Data for the task ::
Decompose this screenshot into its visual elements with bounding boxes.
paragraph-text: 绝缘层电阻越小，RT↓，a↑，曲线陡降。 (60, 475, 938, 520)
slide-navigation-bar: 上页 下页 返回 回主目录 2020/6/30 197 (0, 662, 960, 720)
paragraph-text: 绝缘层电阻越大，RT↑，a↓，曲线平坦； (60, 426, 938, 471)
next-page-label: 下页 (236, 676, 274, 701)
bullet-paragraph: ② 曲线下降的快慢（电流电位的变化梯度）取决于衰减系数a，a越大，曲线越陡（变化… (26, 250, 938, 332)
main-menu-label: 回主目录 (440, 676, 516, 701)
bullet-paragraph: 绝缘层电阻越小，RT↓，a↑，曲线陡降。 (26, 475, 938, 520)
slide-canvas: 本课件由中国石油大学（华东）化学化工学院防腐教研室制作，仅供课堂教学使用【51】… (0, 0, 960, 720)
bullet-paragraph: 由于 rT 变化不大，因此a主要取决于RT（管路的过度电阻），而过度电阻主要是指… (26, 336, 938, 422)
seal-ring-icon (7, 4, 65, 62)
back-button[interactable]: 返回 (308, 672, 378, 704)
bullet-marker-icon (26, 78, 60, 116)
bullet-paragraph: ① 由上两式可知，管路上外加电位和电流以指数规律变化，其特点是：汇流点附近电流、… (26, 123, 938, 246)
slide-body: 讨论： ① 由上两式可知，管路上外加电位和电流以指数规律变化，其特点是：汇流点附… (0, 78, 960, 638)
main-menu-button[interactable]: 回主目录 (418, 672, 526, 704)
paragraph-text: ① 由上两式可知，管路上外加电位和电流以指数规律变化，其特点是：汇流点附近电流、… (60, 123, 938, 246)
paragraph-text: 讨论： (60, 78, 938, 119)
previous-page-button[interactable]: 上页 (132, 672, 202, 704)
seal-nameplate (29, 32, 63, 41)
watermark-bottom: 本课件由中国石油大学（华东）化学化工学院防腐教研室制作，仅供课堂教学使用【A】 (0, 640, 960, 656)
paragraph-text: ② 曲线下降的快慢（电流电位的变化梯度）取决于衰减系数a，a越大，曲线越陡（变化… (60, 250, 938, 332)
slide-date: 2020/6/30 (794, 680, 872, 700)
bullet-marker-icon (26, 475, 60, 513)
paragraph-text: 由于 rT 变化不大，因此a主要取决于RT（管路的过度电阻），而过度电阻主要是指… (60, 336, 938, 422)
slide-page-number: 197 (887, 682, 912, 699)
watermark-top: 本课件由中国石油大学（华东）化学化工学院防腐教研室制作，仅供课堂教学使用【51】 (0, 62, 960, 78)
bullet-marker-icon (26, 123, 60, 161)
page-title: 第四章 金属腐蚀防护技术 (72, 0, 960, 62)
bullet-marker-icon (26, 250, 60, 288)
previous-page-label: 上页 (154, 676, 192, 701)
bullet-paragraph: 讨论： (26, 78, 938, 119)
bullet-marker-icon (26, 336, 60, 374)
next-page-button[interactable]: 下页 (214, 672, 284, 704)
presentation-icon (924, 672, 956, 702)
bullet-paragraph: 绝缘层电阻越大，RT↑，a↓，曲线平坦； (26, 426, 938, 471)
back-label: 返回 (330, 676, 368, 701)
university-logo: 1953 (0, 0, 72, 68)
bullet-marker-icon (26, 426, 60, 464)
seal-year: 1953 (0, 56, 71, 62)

Challenge ::
Reproduce every line of the material above, character for character, with nothing added or left out.

Result ::
Decompose this screenshot into its visual elements with bounding boxes.
paragraph-text: 绝缘层电阻越小，RT↓，a↑，曲线陡降。 (60, 475, 938, 520)
slide-navigation-bar: 上页 下页 返回 回主目录 2020/6/30 197 (0, 662, 960, 720)
paragraph-text: 绝缘层电阻越大，RT↑，a↓，曲线平坦； (60, 426, 938, 471)
next-page-label: 下页 (236, 676, 274, 701)
bullet-paragraph: ② 曲线下降的快慢（电流电位的变化梯度）取决于衰减系数a，a越大，曲线越陡（变化… (26, 250, 938, 332)
main-menu-label: 回主目录 (440, 676, 516, 701)
bullet-paragraph: 绝缘层电阻越小，RT↓，a↑，曲线陡降。 (26, 475, 938, 520)
slide-canvas: 本课件由中国石油大学（华东）化学化工学院防腐教研室制作，仅供课堂教学使用【51】… (0, 0, 960, 720)
bullet-paragraph: 由于 rT 变化不大，因此a主要取决于RT（管路的过度电阻），而过度电阻主要是指… (26, 336, 938, 422)
seal-ring-icon (7, 4, 65, 62)
back-button[interactable]: 返回 (308, 672, 378, 704)
bullet-marker-icon (26, 78, 60, 116)
bullet-paragraph: ① 由上两式可知，管路上外加电位和电流以指数规律变化，其特点是：汇流点附近电流、… (26, 123, 938, 246)
slide-body: 讨论： ① 由上两式可知，管路上外加电位和电流以指数规律变化，其特点是：汇流点附… (0, 78, 960, 638)
main-menu-button[interactable]: 回主目录 (418, 672, 526, 704)
paragraph-text: ① 由上两式可知，管路上外加电位和电流以指数规律变化，其特点是：汇流点附近电流、… (60, 123, 938, 246)
paragraph-text: 讨论： (60, 78, 938, 119)
previous-page-button[interactable]: 上页 (132, 672, 202, 704)
seal-nameplate (29, 32, 63, 41)
watermark-bottom: 本课件由中国石油大学（华东）化学化工学院防腐教研室制作，仅供课堂教学使用【A】 (0, 640, 960, 656)
paragraph-text: ② 曲线下降的快慢（电流电位的变化梯度）取决于衰减系数a，a越大，曲线越陡（变化… (60, 250, 938, 332)
slide-date: 2020/6/30 (794, 680, 872, 700)
bullet-marker-icon (26, 475, 60, 513)
paragraph-text: 由于 rT 变化不大，因此a主要取决于RT（管路的过度电阻），而过度电阻主要是指… (60, 336, 938, 422)
slide-page-number: 197 (887, 682, 912, 699)
watermark-top: 本课件由中国石油大学（华东）化学化工学院防腐教研室制作，仅供课堂教学使用【51】 (0, 62, 960, 78)
bullet-marker-icon (26, 123, 60, 161)
page-title: 第四章 金属腐蚀防护技术 (72, 0, 960, 62)
bullet-marker-icon (26, 250, 60, 288)
previous-page-label: 上页 (154, 676, 192, 701)
bullet-paragraph: 讨论： (26, 78, 938, 119)
bullet-marker-icon (26, 336, 60, 374)
next-page-button[interactable]: 下页 (214, 672, 284, 704)
presentation-icon (924, 672, 956, 702)
bullet-paragraph: 绝缘层电阻越大，RT↑，a↓，曲线平坦； (26, 426, 938, 471)
back-label: 返回 (330, 676, 368, 701)
university-logo: 1953 (0, 0, 72, 68)
bullet-marker-icon (26, 426, 60, 464)
seal-year: 1953 (0, 56, 71, 62)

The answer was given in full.